■ **TASK BRIEF**
Examine each line of the data. Copy those that contain the string "Vacuna".

(Rows from a figure dataset)
**********

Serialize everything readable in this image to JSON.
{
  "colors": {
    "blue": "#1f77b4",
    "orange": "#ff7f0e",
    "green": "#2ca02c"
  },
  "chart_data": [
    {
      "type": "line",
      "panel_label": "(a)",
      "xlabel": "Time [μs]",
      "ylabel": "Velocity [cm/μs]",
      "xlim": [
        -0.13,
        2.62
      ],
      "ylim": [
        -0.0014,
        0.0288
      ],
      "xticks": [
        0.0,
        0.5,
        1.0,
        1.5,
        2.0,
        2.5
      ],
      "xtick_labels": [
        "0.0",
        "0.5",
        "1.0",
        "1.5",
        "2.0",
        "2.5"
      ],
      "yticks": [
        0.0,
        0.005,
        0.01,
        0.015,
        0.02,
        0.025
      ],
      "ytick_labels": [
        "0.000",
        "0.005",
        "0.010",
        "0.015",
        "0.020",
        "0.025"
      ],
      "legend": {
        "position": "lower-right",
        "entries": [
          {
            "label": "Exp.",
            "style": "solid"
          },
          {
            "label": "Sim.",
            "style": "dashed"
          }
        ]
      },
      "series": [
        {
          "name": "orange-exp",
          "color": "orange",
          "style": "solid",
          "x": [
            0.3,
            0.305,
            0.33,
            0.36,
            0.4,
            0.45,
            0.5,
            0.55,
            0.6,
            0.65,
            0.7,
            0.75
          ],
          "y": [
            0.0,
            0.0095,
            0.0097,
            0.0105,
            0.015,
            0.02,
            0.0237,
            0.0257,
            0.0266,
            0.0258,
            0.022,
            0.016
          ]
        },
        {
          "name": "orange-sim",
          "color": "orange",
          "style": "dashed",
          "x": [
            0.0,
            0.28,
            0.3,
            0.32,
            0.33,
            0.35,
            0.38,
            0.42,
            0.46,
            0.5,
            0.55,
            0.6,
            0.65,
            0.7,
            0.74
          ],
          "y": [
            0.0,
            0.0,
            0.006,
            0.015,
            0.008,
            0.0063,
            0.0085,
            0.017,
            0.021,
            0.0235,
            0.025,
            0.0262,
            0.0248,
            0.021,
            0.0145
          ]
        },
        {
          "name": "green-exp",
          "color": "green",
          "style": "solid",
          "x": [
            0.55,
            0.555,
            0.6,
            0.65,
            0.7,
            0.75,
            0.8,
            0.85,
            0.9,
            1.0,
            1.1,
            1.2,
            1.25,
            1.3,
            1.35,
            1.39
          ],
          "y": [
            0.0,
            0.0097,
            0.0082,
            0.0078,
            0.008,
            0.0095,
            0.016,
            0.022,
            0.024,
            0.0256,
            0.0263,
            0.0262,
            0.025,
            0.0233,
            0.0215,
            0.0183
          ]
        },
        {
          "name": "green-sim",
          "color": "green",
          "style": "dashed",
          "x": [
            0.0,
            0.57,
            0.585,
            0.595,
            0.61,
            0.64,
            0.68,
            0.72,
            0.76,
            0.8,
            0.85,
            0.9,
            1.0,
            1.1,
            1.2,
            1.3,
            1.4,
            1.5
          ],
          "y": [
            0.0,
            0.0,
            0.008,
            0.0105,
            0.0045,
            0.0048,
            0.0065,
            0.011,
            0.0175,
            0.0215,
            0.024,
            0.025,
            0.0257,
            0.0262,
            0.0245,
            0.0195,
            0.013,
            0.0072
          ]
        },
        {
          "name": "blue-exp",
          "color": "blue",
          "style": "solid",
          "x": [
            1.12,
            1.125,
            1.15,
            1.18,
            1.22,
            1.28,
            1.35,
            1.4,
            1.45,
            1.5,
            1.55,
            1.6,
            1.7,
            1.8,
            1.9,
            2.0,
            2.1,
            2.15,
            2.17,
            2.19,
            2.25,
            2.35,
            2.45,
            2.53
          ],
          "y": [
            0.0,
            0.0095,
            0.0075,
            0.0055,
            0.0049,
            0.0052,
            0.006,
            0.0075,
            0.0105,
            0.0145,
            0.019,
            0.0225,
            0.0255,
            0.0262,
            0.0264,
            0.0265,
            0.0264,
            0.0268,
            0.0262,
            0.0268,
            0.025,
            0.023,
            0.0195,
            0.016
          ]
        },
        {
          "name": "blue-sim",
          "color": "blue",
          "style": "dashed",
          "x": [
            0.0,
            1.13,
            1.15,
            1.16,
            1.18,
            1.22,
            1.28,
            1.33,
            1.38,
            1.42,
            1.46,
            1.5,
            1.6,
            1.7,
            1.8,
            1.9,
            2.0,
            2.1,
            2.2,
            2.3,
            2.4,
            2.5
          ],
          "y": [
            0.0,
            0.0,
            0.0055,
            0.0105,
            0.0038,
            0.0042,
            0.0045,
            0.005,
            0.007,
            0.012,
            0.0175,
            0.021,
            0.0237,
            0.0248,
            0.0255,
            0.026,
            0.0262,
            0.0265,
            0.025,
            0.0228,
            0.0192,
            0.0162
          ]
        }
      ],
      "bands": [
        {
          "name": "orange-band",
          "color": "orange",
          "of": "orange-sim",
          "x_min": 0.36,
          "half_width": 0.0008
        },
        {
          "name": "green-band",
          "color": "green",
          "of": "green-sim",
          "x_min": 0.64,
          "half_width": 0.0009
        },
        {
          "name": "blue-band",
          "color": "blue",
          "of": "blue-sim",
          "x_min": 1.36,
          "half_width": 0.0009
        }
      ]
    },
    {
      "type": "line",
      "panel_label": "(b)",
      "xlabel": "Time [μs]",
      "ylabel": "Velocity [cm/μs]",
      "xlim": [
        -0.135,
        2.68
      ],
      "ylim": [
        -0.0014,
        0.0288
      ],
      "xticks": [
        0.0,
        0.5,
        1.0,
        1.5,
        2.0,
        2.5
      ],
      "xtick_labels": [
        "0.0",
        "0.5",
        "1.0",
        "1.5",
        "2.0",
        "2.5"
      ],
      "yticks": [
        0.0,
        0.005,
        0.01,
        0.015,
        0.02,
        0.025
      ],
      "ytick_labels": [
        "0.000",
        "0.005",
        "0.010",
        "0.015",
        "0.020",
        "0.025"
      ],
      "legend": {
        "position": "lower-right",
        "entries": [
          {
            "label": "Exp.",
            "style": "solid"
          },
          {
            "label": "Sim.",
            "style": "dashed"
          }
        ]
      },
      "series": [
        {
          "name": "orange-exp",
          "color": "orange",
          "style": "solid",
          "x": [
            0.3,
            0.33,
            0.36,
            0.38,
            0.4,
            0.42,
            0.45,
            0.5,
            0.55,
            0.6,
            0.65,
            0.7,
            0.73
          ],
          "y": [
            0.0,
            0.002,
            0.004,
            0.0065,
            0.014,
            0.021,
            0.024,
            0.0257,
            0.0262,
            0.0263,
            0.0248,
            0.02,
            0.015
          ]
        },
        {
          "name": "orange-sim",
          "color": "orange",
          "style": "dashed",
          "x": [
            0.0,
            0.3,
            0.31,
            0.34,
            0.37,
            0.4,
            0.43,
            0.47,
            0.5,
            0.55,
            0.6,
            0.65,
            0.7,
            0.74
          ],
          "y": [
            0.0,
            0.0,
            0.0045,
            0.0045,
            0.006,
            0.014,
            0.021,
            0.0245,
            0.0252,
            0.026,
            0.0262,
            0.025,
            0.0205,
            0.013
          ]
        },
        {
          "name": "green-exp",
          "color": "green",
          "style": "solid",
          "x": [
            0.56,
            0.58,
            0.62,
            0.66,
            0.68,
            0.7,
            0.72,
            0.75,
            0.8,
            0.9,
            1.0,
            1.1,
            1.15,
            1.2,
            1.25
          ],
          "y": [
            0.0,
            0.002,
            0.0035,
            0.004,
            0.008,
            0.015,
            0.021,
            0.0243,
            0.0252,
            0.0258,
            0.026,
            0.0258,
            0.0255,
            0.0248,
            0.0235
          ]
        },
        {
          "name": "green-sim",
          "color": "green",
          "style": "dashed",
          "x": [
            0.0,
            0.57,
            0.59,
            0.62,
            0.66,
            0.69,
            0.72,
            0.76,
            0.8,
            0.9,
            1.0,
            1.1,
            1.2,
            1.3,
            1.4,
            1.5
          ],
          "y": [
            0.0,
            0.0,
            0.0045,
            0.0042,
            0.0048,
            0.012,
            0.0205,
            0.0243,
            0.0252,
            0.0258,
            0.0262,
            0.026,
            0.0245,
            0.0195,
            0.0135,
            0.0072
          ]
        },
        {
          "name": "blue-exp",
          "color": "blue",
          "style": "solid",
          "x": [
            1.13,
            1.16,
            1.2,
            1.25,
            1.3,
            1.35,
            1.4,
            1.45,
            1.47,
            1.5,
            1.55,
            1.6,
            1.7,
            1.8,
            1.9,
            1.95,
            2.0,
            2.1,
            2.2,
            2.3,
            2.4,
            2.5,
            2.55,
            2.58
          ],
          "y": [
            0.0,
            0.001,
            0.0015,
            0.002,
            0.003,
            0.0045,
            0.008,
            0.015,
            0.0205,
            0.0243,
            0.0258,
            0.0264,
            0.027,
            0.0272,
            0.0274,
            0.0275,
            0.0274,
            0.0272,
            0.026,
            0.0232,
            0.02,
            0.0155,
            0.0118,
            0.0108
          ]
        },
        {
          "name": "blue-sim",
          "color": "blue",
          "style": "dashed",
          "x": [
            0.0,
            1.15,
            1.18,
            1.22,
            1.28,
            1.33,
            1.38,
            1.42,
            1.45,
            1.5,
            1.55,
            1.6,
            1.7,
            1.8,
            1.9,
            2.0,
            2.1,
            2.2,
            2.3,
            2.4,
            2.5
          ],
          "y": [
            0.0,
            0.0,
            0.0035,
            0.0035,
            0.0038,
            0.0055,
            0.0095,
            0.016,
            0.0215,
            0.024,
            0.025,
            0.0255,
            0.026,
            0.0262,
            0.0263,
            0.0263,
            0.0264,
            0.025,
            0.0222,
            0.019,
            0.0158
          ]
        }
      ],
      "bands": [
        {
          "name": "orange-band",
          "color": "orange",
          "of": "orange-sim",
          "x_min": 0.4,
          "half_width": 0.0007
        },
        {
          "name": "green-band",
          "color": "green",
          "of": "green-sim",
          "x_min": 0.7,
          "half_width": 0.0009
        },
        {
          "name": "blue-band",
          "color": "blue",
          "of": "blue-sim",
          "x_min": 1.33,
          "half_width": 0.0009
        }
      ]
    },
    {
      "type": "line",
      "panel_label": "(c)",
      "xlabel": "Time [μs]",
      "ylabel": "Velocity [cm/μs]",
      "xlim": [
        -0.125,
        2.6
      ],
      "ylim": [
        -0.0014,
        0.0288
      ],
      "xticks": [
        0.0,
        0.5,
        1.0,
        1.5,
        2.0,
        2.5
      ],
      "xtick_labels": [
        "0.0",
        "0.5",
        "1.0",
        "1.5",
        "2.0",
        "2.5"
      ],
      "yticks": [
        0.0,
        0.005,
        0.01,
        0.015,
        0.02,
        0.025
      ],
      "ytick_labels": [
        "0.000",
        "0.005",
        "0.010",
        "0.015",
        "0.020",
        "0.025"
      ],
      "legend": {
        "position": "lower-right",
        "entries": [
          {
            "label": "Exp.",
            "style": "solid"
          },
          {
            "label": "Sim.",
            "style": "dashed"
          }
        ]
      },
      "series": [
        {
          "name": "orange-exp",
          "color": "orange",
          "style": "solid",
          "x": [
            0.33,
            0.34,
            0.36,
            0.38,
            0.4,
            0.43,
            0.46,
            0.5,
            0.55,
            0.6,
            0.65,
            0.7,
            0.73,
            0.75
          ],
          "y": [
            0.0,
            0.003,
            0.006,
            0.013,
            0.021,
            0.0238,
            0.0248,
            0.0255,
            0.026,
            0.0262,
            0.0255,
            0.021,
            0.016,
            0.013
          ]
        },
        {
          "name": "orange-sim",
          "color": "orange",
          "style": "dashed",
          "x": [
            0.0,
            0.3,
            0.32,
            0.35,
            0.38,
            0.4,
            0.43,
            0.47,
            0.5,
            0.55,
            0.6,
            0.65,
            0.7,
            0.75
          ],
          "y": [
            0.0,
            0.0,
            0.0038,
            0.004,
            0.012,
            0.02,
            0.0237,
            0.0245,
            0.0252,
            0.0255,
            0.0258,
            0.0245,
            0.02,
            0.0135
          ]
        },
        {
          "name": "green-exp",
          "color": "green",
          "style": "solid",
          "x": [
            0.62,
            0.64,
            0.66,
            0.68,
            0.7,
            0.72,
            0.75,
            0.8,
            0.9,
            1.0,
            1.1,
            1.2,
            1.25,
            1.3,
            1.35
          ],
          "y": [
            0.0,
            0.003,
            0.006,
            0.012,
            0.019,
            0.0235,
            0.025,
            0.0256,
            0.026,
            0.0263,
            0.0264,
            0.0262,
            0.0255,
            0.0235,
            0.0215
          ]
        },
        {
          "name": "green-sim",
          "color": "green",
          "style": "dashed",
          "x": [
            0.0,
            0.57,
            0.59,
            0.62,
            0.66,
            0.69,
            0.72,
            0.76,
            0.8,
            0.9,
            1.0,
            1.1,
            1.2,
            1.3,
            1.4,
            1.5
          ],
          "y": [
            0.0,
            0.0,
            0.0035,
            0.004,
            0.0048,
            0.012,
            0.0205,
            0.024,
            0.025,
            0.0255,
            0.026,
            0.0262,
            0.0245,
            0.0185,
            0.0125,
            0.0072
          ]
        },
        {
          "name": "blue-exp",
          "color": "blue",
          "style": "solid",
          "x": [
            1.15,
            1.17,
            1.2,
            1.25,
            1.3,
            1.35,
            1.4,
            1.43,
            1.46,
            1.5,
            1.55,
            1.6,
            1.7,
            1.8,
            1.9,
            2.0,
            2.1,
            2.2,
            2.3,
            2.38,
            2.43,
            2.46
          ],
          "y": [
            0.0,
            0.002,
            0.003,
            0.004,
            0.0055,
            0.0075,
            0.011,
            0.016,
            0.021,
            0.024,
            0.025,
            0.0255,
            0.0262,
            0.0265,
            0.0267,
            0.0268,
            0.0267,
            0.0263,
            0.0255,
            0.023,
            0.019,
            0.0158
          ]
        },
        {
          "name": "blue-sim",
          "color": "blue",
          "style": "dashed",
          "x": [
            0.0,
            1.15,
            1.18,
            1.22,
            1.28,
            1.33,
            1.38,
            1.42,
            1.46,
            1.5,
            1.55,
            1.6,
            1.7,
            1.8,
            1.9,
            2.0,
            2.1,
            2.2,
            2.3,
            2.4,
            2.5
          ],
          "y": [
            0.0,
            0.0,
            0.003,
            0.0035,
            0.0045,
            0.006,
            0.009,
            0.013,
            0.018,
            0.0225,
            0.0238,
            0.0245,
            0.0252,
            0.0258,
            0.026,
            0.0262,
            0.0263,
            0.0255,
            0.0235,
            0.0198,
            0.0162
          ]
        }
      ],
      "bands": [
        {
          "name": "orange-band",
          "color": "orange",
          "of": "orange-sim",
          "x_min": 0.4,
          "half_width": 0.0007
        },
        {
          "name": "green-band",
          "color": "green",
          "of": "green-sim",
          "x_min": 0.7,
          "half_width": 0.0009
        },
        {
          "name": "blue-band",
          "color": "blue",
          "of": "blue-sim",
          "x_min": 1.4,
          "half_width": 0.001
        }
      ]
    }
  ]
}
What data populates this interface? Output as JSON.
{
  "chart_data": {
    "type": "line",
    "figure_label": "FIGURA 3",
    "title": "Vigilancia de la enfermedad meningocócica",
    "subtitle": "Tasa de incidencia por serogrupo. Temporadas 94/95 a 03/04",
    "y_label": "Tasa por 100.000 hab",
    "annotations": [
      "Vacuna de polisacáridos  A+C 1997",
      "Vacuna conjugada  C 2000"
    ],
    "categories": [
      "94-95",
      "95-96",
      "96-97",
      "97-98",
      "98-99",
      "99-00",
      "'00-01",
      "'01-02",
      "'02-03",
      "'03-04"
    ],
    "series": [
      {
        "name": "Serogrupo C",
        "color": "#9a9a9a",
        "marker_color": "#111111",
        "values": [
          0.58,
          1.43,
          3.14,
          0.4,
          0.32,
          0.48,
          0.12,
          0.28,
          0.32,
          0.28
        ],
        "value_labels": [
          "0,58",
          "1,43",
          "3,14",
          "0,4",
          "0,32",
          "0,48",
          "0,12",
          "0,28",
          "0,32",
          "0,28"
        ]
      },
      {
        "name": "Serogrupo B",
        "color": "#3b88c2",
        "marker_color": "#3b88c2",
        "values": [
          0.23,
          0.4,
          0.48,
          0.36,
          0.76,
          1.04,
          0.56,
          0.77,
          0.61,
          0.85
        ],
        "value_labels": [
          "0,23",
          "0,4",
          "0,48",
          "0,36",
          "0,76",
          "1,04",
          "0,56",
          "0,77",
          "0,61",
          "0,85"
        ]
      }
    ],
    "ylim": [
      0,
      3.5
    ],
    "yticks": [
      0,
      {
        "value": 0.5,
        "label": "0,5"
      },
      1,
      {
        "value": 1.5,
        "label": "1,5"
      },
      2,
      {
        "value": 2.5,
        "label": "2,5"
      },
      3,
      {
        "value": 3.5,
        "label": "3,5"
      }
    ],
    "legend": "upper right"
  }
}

**********

■ **RIGHT ANSWER**
      "Vacuna de polisacáridos  A+C 1997",
      "Vacuna conjugada  C 2000"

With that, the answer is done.